Stored entries:
____________________

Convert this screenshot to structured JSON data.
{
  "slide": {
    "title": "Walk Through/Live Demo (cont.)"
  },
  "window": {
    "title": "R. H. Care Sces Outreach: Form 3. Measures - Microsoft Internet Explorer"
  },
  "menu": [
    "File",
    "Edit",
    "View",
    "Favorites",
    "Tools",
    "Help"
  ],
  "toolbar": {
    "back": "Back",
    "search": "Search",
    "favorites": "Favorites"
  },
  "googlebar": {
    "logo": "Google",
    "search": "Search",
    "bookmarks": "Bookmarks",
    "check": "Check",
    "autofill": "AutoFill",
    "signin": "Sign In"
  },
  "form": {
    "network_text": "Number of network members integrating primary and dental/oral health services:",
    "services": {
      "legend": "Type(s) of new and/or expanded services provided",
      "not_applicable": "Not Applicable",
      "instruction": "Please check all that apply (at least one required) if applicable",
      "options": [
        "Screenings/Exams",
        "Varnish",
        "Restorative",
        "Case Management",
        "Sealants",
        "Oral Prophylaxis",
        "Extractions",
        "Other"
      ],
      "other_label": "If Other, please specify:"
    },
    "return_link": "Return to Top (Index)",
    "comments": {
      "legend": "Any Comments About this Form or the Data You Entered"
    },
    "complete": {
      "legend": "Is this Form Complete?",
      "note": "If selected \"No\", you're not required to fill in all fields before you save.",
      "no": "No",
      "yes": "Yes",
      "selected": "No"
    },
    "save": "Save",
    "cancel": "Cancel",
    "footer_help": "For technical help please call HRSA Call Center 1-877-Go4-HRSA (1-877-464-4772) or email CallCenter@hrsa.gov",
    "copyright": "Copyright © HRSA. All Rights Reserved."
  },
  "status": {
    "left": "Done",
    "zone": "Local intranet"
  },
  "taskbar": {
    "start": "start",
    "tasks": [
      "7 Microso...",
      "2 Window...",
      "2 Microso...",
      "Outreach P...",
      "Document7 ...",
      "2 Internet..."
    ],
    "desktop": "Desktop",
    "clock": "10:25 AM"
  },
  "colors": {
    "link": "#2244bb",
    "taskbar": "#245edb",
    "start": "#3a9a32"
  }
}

____________________

## REQUIREMENT
All of the data needs to be reproduced exactly, with no line missing.

## ANSWER FOR THE TASK
Convert this screenshot to structured JSON data.
{
  "slide": {
    "title": "Walk Through/Live Demo (cont.)"
  },
  "window": {
    "title": "R. H. Care Sces Outreach: Form 3. Measures - Microsoft Internet Explorer"
  },
  "menu": [
    "File",
    "Edit",
    "View",
    "Favorites",
    "Tools",
    "Help"
  ],
  "toolbar": {
    "back": "Back",
    "search": "Search",
    "favorites": "Favorites"
  },
  "googlebar": {
    "logo": "Google",
    "search": "Search",
    "bookmarks": "Bookmarks",
    "check": "Check",
    "autofill": "AutoFill",
    "signin": "Sign In"
  },
  "form": {
    "network_text": "Number of network members integrating primary and dental/oral health services:",
    "services": {
      "legend": "Type(s) of new and/or expanded services provided",
      "not_applicable": "Not Applicable",
      "instruction": "Please check all that apply (at least one required) if applicable",
      "options": [
        "Screenings/Exams",
        "Varnish",
        "Restorative",
        "Case Management",
        "Sealants",
        "Oral Prophylaxis",
        "Extractions",
        "Other"
      ],
      "other_label": "If Other, please specify:"
    },
    "return_link": "Return to Top (Index)",
    "comments": {
      "legend": "Any Comments About this Form or the Data You Entered"
    },
    "complete": {
      "legend": "Is this Form Complete?",
      "note": "If selected \"No\", you're not required to fill in all fields before you save.",
      "no": "No",
      "yes": "Yes",
      "selected": "No"
    },
    "save": "Save",
    "cancel": "Cancel",
    "footer_help": "For technical help please call HRSA Call Center 1-877-Go4-HRSA (1-877-464-4772) or email CallCenter@hrsa.gov",
    "copyright": "Copyright © HRSA. All Rights Reserved."
  },
  "status": {
    "left": "Done",
    "zone": "Local intranet"
  },
  "taskbar": {
    "start": "start",
    "tasks": [
      "7 Microso...",
      "2 Window...",
      "2 Microso...",
      "Outreach P...",
      "Document7 ...",
      "2 Internet..."
    ],
    "desktop": "Desktop",
    "clock": "10:25 AM"
  },
  "colors": {
    "link": "#2244bb",
    "taskbar": "#245edb",
    "start": "#3a9a32"
  }
}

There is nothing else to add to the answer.